Records supplied:
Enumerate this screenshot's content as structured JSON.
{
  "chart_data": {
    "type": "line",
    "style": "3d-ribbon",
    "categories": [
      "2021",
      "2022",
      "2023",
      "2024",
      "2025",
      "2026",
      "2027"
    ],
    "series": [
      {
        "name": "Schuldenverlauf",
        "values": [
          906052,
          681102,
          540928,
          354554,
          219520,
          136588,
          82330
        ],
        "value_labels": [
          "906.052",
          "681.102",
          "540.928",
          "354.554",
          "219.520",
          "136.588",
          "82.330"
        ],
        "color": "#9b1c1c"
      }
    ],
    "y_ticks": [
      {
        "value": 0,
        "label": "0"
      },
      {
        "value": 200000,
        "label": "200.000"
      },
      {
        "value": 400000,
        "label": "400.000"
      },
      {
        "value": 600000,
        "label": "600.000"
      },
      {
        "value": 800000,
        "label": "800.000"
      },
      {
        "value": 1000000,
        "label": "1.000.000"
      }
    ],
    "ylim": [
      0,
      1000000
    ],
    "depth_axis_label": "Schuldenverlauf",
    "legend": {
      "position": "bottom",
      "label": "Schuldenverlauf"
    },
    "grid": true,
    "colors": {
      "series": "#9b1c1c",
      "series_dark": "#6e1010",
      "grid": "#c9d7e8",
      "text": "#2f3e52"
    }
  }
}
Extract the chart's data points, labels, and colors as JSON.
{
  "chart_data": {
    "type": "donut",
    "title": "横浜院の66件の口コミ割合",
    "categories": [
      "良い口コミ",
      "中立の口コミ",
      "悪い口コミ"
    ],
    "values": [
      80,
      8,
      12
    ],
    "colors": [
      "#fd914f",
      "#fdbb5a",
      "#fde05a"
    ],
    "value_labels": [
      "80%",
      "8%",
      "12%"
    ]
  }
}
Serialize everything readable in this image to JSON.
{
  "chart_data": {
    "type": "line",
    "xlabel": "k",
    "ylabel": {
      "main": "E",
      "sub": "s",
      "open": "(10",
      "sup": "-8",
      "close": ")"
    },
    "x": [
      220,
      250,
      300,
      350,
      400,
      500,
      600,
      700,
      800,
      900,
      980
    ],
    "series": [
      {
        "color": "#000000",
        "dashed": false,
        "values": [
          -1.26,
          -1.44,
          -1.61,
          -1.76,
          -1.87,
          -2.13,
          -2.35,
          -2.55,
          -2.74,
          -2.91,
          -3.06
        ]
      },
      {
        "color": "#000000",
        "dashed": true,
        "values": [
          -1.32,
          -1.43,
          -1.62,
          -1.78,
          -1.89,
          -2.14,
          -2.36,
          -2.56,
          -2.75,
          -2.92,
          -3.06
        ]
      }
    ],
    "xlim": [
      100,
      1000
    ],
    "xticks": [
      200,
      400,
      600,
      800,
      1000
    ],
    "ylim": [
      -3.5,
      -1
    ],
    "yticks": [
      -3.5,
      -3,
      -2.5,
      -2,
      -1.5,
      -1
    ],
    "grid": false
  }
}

Stated goal:
Write the lines out verbatim, from the one with "Serialize everything readable" through the last line of the entries, and stop there.

Output for this exercise:
Serialize everything readable in this image to JSON.
{
  "chart_data": {
    "type": "line",
    "xlabel": "k",
    "ylabel": {
      "main": "E",
      "sub": "s",
      "open": "(10",
      "sup": "-8",
      "close": ")"
    },
    "x": [
      220,
      250,
      300,
      350,
      400,
      500,
      600,
      700,
      800,
      900,
      980
    ],
    "series": [
      {
        "color": "#000000",
        "dashed": false,
        "values": [
          -1.26,
          -1.44,
          -1.61,
          -1.76,
          -1.87,
          -2.13,
          -2.35,
          -2.55,
          -2.74,
          -2.91,
          -3.06
        ]
      },
      {
        "color": "#000000",
        "dashed": true,
        "values": [
          -1.32,
          -1.43,
          -1.62,
          -1.78,
          -1.89,
          -2.14,
          -2.36,
          -2.56,
          -2.75,
          -2.92,
          -3.06
        ]
      }
    ],
    "xlim": [
      100,
      1000
    ],
    "xticks": [
      200,
      400,
      600,
      800,
      1000
    ],
    "ylim": [
      -3.5,
      -1
    ],
    "yticks": [
      -3.5,
      -3,
      -2.5,
      -2,
      -1.5,
      -1
    ],
    "grid": false
  }
}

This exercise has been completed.